Records provided:
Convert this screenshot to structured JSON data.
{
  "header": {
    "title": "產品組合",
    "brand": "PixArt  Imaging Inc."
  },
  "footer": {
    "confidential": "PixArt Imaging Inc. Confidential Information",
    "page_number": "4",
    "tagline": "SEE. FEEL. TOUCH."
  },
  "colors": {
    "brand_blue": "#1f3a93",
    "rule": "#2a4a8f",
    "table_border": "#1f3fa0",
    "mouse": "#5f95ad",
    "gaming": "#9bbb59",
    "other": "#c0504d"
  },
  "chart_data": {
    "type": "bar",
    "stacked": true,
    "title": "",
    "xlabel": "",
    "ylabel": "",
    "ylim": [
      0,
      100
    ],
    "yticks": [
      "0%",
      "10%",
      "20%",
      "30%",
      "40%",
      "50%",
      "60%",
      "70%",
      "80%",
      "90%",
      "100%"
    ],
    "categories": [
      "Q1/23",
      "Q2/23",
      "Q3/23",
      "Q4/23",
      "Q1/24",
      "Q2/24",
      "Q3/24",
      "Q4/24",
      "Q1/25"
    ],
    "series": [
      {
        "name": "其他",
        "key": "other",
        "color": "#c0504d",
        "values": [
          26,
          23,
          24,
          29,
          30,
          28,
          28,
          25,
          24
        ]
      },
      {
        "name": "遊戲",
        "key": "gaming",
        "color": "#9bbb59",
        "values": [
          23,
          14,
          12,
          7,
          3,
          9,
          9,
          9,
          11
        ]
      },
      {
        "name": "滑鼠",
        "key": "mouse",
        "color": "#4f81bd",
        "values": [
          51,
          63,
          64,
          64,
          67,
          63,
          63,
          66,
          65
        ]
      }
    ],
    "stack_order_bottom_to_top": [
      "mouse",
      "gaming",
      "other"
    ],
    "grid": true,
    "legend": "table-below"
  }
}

Do this:
Using the records above, copy each line that contains "Imaging".

Exercise answer:
    "brand": "PixArt  Imaging Inc."
    "confidential": "PixArt Imaging Inc. Confidential Information",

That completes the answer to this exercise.